GOAL OF THE EXERCISE:
Without the images, print all the entries below exactly as given.

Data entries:
━━━
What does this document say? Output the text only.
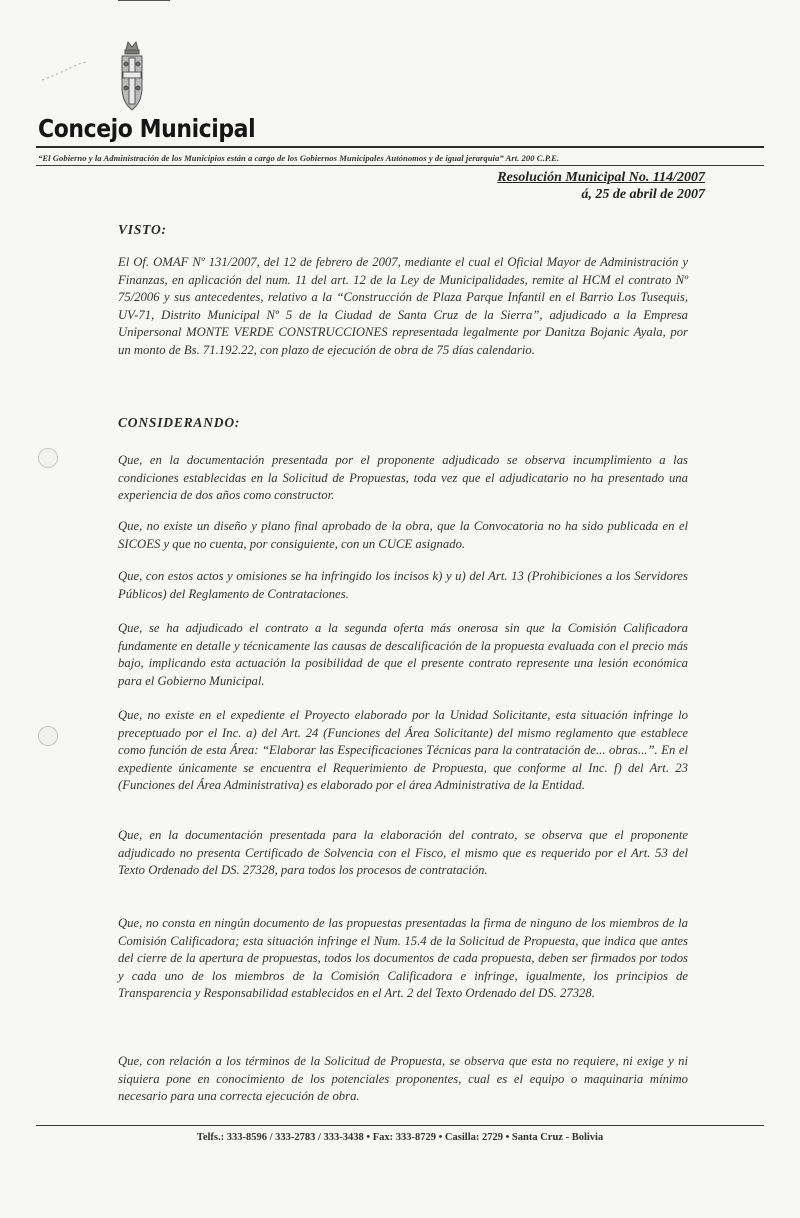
Concejo Municipal
“El Gobierno y la Administración de los Municipios están a cargo de los Gobiernos Municipales Autónomos y de igual jerarquía” Art. 200 C.P.E.
Resolución Municipal No. 114/2007
á, 25 de abril de 2007
VISTO:

El Of. OMAF Nº 131/2007, del 12 de febrero de 2007, mediante el cual el Oficial Mayor de Administración y Finanzas, en aplicación del num. 11 del art. 12 de la Ley de Municipalidades, remite al HCM el contrato Nº 75/2006 y sus antecedentes, relativo a la “Construcción de Plaza Parque Infantil en el Barrio Los Tusequis, UV-71, Distrito Municipal Nº 5 de la Ciudad de Santa Cruz de la Sierra”, adjudicado a la Empresa Unipersonal MONTE VERDE CONSTRUCCIONES representada legalmente por Danitza Bojanic Ayala, por un monto de Bs. 71.192.22, con plazo de ejecución de obra de 75 días calendario.

CONSIDERANDO:

Que, en la documentación presentada por el proponente adjudicado se observa incumplimiento a las condiciones establecidas en la Solicitud de Propuestas, toda vez que el adjudicatario no ha presentado una experiencia de dos años como constructor.

Que, no existe un diseño y plano final aprobado de la obra, que la Convocatoria no ha sido publicada en el SICOES y que no cuenta, por consiguiente, con un CUCE asignado.

Que, con estos actos y omisiones se ha infringido los incisos k) y u) del Art. 13 (Prohibiciones a los Servidores Públicos) del Reglamento de Contrataciones.

Que, se ha adjudicado el contrato a la segunda oferta más onerosa sin que la Comisión Calificadora fundamente en detalle y técnicamente las causas de descalificación de la propuesta evaluada con el precio más bajo, implicando esta actuación la posibilidad de que el presente contrato represente una lesión económica para el Gobierno Municipal.

Que, no existe en el expediente el Proyecto elaborado por la Unidad Solicitante, esta situación infringe lo preceptuado por el Inc. a) del Art. 24 (Funciones del Área Solicitante) del mismo reglamento que establece como función de esta Área: “Elaborar las Especificaciones Técnicas para la contratación de... obras...”. En el expediente únicamente se encuentra el Requerimiento de Propuesta, que conforme al Inc. f) del Art. 23 (Funciones del Área Administrativa) es elaborado por el área Administrativa de la Entidad.

Que, en la documentación presentada para la elaboración del contrato, se observa que el proponente adjudicado no presenta Certificado de Solvencia con el Fisco, el mismo que es requerido por el Art. 53 del Texto Ordenado del DS. 27328, para todos los procesos de contratación.

Que, no consta en ningún documento de las propuestas presentadas la firma de ninguno de los miembros de la Comisión Calificadora; esta situación infringe el Num. 15.4 de la Solicitud de Propuesta, que indica que antes del cierre de la apertura de propuestas, todos los documentos de cada propuesta, deben ser firmados por todos y cada uno de los miembros de la Comisión Calificadora e infringe, igualmente, los principios de Transparencia y Responsabilidad establecidos en el Art. 2 del Texto Ordenado del DS. 27328.

Que, con relación a los términos de la Solicitud de Propuesta, se observa que esta no requiere, ni exige y ni siquiera pone en conocimiento de los potenciales proponentes, cual es el equipo o maquinaria mínimo necesario para una correcta ejecución de obra.

Telfs.: 333-8596 / 333-2783 / 333-3438 • Fax: 333-8729 • Casilla: 2729 • Santa Cruz - Bolivia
━━━
EXERCISE ANSWER:
What does this document say? Output the text only.
Concejo Municipal
“El Gobierno y la Administración de los Municipios están a cargo de los Gobiernos Municipales Autónomos y de igual jerarquía” Art. 200 C.P.E.
Resolución Municipal No. 114/2007
á, 25 de abril de 2007
VISTO:

El Of. OMAF Nº 131/2007, del 12 de febrero de 2007, mediante el cual el Oficial Mayor de Administración y Finanzas, en aplicación del num. 11 del art. 12 de la Ley de Municipalidades, remite al HCM el contrato Nº 75/2006 y sus antecedentes, relativo a la “Construcción de Plaza Parque Infantil en el Barrio Los Tusequis, UV-71, Distrito Municipal Nº 5 de la Ciudad de Santa Cruz de la Sierra”, adjudicado a la Empresa Unipersonal MONTE VERDE CONSTRUCCIONES representada legalmente por Danitza Bojanic Ayala, por un monto de Bs. 71.192.22, con plazo de ejecución de obra de 75 días calendario.

CONSIDERANDO:

Que, en la documentación presentada por el proponente adjudicado se observa incumplimiento a las condiciones establecidas en la Solicitud de Propuestas, toda vez que el adjudicatario no ha presentado una experiencia de dos años como constructor.

Que, no existe un diseño y plano final aprobado de la obra, que la Convocatoria no ha sido publicada en el SICOES y que no cuenta, por consiguiente, con un CUCE asignado.

Que, con estos actos y omisiones se ha infringido los incisos k) y u) del Art. 13 (Prohibiciones a los Servidores Públicos) del Reglamento de Contrataciones.

Que, se ha adjudicado el contrato a la segunda oferta más onerosa sin que la Comisión Calificadora fundamente en detalle y técnicamente las causas de descalificación de la propuesta evaluada con el precio más bajo, implicando esta actuación la posibilidad de que el presente contrato represente una lesión económica para el Gobierno Municipal.

Que, no existe en el expediente el Proyecto elaborado por la Unidad Solicitante, esta situación infringe lo preceptuado por el Inc. a) del Art. 24 (Funciones del Área Solicitante) del mismo reglamento que establece como función de esta Área: “Elaborar las Especificaciones Técnicas para la contratación de... obras...”. En el expediente únicamente se encuentra el Requerimiento de Propuesta, que conforme al Inc. f) del Art. 23 (Funciones del Área Administrativa) es elaborado por el área Administrativa de la Entidad.

Que, en la documentación presentada para la elaboración del contrato, se observa que el proponente adjudicado no presenta Certificado de Solvencia con el Fisco, el mismo que es requerido por el Art. 53 del Texto Ordenado del DS. 27328, para todos los procesos de contratación.

Que, no consta en ningún documento de las propuestas presentadas la firma de ninguno de los miembros de la Comisión Calificadora; esta situación infringe el Num. 15.4 de la Solicitud de Propuesta, que indica que antes del cierre de la apertura de propuestas, todos los documentos de cada propuesta, deben ser firmados por todos y cada uno de los miembros de la Comisión Calificadora e infringe, igualmente, los principios de Transparencia y Responsabilidad establecidos en el Art. 2 del Texto Ordenado del DS. 27328.

Que, con relación a los términos de la Solicitud de Propuesta, se observa que esta no requiere, ni exige y ni siquiera pone en conocimiento de los potenciales proponentes, cual es el equipo o maquinaria mínimo necesario para una correcta ejecución de obra.

Telfs.: 333-8596 / 333-2783 / 333-3438 • Fax: 333-8729 • Casilla: 2729 • Santa Cruz - Bolivia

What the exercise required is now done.